EXERCISE OBJECTIVE -
Read the lines below. Copy out any that hold the string "title".

EXTRACTED DATA -
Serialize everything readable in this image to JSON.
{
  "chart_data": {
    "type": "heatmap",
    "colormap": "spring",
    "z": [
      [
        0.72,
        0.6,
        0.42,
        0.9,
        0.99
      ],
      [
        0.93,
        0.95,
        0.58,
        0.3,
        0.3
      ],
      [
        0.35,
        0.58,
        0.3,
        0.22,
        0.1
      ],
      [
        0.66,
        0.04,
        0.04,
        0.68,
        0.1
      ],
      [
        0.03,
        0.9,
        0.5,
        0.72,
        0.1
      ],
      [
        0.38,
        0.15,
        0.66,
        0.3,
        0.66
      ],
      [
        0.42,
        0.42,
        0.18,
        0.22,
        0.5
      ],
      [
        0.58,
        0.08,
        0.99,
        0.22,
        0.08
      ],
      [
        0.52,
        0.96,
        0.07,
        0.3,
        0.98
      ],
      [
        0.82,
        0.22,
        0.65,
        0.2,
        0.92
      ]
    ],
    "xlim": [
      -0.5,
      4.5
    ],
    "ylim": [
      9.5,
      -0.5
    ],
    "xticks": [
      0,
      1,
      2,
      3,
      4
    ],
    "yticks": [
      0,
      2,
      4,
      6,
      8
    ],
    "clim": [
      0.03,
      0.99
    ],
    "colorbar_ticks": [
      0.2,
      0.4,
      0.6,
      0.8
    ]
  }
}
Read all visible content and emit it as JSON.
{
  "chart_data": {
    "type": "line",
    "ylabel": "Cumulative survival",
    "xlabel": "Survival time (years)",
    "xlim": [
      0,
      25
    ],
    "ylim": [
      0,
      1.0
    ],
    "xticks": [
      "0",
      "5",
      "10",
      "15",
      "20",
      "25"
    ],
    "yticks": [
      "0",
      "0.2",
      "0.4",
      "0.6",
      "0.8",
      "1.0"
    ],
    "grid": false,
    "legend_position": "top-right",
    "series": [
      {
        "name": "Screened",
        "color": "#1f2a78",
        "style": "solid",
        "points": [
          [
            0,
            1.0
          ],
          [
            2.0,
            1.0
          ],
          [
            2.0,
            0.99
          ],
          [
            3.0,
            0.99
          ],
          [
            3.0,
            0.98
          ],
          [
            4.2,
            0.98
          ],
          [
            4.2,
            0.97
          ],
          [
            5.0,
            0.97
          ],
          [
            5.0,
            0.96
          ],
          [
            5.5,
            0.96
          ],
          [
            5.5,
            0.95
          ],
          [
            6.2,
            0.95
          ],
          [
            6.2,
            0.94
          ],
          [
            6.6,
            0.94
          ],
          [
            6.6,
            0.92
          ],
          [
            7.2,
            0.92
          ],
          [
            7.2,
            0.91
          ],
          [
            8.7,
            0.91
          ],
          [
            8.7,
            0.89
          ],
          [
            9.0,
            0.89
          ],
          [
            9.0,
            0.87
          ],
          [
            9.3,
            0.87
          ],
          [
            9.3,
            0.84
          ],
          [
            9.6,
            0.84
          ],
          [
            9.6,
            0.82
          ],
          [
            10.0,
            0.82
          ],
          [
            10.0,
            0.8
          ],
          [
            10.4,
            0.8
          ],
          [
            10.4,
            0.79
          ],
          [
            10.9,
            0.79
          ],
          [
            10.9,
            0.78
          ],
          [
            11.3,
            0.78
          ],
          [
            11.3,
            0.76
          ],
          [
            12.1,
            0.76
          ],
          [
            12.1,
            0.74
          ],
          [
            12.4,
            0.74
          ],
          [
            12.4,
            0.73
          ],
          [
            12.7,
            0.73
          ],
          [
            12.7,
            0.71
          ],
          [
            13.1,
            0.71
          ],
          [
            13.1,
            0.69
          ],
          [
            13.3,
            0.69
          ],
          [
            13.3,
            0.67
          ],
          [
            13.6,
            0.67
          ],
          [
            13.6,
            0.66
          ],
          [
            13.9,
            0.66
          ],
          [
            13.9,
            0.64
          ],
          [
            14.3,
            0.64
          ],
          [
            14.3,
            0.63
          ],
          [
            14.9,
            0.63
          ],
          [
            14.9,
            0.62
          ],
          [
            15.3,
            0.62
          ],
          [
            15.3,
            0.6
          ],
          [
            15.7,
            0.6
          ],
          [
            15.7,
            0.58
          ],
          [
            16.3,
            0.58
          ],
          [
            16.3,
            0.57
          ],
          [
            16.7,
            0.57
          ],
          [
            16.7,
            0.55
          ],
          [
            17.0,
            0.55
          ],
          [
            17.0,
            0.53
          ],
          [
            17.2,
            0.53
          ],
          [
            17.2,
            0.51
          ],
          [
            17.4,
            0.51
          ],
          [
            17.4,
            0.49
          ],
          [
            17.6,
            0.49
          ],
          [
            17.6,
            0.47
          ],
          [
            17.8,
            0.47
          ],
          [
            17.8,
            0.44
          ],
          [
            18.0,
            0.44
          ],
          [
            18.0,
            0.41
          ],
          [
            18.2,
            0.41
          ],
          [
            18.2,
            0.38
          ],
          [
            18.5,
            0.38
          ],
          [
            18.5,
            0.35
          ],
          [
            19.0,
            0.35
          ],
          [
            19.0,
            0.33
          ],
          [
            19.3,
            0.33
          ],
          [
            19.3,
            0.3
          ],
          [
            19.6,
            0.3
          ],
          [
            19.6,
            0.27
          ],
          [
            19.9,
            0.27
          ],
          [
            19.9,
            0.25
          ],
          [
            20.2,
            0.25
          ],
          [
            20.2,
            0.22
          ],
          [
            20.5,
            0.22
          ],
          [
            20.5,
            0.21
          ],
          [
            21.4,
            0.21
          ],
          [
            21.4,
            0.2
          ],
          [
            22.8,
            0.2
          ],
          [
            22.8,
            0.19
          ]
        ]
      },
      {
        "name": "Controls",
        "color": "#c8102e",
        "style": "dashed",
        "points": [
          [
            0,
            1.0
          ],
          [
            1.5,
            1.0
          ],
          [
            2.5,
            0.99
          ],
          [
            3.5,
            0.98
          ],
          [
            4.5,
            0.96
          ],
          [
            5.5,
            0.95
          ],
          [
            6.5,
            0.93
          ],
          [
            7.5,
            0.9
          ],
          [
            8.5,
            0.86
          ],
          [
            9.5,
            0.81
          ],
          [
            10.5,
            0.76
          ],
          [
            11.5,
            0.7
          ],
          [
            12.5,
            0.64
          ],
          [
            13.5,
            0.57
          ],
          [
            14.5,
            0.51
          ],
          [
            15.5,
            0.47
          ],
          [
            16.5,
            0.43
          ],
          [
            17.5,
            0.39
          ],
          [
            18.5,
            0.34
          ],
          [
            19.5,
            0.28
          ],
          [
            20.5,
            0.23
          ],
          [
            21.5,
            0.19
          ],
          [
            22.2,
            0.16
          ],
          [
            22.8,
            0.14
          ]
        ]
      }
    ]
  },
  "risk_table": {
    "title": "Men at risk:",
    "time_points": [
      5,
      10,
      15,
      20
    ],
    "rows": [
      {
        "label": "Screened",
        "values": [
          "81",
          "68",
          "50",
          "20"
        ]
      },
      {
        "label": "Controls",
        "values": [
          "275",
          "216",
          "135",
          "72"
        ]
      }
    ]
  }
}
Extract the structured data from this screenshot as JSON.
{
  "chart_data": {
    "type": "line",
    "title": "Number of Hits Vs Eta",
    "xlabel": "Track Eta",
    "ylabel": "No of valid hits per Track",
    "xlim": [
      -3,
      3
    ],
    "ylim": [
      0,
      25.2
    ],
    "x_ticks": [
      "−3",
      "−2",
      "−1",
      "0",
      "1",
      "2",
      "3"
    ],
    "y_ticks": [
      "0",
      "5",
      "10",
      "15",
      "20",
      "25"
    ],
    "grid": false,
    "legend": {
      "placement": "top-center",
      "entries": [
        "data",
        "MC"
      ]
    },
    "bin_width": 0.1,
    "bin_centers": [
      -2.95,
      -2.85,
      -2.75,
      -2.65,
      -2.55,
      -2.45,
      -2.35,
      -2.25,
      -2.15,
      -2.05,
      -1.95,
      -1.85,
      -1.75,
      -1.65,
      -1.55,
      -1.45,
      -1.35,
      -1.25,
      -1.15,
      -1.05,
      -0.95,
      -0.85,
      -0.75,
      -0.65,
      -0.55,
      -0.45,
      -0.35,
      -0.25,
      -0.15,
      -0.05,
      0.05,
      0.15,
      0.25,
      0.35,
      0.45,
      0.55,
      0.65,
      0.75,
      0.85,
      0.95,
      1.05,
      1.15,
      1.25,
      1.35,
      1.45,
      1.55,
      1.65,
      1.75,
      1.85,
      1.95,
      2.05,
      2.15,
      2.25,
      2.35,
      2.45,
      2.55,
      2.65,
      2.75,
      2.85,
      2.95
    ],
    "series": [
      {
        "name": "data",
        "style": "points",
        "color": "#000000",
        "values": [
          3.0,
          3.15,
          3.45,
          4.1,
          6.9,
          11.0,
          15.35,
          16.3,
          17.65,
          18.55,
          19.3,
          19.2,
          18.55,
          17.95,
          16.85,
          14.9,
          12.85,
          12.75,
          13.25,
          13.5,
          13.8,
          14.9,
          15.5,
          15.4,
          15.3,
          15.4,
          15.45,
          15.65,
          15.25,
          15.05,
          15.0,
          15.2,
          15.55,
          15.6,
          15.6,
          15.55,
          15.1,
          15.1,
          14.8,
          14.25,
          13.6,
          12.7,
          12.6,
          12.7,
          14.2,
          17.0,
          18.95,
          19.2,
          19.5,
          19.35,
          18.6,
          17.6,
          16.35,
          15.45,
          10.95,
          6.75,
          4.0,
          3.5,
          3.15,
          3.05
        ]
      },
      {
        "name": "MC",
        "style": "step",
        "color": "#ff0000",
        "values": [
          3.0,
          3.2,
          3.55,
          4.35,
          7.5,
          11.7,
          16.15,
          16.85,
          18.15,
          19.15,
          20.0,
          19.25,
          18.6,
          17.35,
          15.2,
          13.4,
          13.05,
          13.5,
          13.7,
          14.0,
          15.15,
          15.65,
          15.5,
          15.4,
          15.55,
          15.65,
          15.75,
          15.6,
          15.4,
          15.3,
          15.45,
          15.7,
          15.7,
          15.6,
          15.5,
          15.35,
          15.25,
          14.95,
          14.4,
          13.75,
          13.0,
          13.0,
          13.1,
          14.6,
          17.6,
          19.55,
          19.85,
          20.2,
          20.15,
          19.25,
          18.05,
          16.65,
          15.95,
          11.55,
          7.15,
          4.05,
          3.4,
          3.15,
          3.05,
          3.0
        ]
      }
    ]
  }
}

TASK RESULT -
    "title": "Men at risk:",
    "title": "Number of Hits Vs Eta",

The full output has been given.